■ **SUPPLIED DATA**
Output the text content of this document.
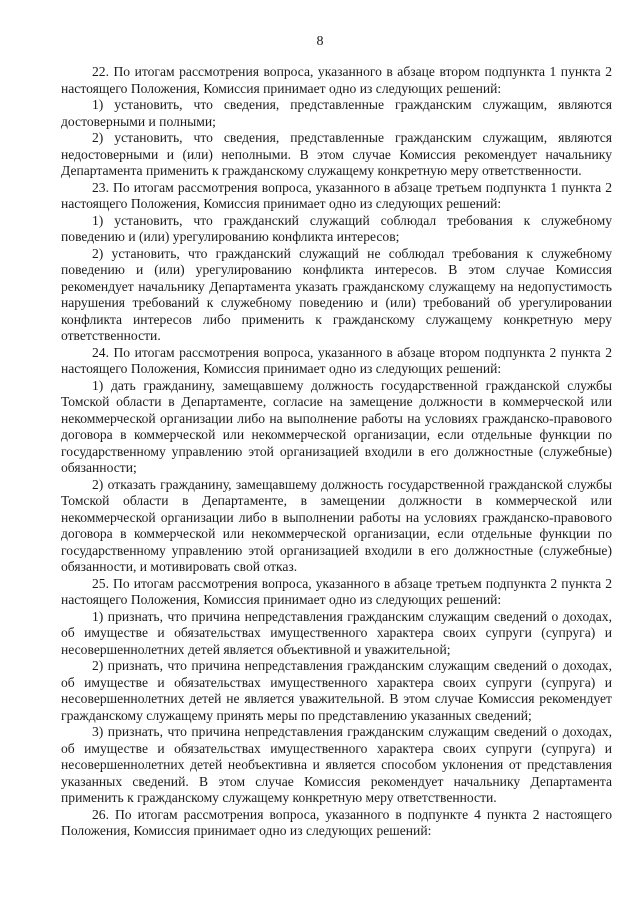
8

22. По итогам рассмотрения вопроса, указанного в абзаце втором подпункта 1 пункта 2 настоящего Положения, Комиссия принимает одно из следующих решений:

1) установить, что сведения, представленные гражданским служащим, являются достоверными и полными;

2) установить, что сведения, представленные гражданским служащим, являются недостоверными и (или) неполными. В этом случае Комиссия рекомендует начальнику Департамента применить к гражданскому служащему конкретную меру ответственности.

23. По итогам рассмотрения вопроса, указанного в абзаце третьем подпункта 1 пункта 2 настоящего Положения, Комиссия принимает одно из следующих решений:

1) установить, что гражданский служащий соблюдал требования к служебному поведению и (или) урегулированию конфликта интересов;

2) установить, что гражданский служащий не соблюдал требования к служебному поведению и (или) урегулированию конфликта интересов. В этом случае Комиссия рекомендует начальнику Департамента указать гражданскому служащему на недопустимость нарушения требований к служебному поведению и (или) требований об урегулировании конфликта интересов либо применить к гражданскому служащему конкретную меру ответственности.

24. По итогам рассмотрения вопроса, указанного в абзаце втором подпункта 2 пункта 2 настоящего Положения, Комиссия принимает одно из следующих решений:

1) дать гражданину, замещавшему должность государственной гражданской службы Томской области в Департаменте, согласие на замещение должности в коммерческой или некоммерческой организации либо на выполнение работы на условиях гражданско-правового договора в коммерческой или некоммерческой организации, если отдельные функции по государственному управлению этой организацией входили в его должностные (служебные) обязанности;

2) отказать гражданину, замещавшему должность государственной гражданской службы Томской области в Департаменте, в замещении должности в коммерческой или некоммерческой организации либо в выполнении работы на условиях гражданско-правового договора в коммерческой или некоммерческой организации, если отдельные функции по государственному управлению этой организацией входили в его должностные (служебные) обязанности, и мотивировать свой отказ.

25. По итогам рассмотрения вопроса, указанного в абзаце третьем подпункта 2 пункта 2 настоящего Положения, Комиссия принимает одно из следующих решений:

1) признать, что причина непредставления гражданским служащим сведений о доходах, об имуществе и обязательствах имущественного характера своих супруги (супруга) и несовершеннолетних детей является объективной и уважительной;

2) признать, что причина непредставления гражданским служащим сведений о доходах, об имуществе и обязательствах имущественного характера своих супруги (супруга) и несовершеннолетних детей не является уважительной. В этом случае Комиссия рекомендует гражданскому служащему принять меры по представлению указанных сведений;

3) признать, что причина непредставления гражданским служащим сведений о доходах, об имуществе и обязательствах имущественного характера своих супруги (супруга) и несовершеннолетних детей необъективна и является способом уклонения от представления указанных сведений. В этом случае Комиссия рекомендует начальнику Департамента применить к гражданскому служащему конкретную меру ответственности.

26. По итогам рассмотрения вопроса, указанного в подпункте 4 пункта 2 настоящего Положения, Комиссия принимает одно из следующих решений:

■ **YOUR OBJECTIVE**
Identify every line above with the string "являются" in it. Copy those lines.

■ **FINAL RESULT**
1) установить, что сведения, представленные гражданским служащим, являются достоверными и полными;
2) установить, что сведения, представленные гражданским служащим, являются недостоверными и (или) неполными. В этом случае Комиссия рекомендует начальнику Департамента применить к гражданскому служащему конкретную меру ответственности.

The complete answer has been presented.